* **WHAT TO DO**: From the entries below, gather each line containing the word "نویسی".
-- Start INFORMATION SUPPLIED --
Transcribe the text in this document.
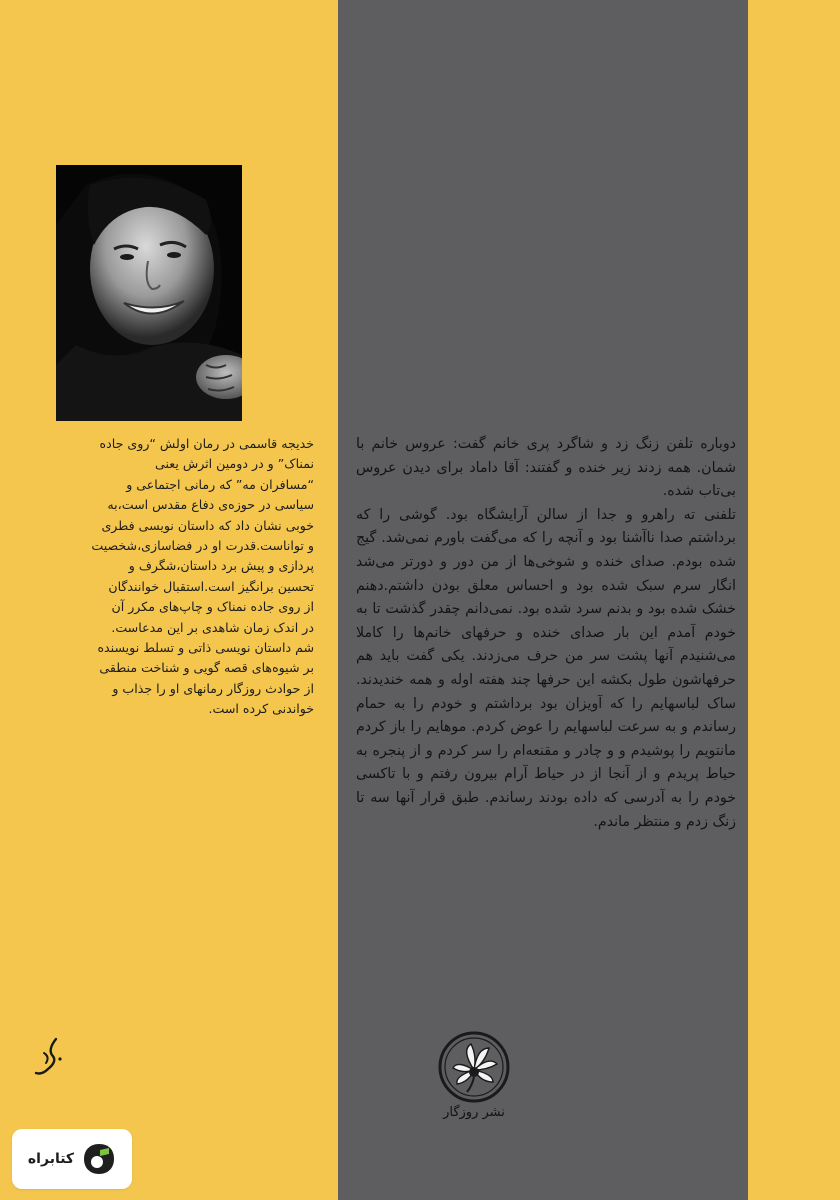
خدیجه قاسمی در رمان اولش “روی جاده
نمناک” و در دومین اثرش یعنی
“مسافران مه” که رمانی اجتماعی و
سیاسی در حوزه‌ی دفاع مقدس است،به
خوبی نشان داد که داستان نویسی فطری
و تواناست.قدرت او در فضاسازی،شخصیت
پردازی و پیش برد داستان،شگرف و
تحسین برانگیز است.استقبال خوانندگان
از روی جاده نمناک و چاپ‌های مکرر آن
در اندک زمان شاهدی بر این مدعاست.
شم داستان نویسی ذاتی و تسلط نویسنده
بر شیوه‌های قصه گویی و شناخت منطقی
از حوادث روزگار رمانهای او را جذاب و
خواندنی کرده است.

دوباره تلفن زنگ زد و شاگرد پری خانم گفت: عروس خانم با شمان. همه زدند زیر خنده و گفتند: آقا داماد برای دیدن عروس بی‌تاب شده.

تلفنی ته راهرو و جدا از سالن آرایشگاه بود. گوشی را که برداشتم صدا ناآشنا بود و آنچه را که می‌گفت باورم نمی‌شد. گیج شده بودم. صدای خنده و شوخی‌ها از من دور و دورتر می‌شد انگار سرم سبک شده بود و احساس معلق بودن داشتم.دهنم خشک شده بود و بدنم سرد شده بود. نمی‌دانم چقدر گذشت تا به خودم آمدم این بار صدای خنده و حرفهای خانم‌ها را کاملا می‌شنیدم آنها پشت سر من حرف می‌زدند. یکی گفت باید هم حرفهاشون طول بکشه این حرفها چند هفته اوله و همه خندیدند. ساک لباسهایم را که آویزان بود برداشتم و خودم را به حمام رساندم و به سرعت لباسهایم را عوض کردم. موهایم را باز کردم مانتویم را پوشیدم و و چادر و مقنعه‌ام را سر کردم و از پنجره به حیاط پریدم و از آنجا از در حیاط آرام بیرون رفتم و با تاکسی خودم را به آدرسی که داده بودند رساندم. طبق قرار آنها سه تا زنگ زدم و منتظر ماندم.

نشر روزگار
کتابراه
-- End INFORMATION SUPPLIED --
* **THE SOLUTION**:
خوبی نشان داد که داستان نویسی فطری
شم داستان نویسی ذاتی و تسلط نویسنده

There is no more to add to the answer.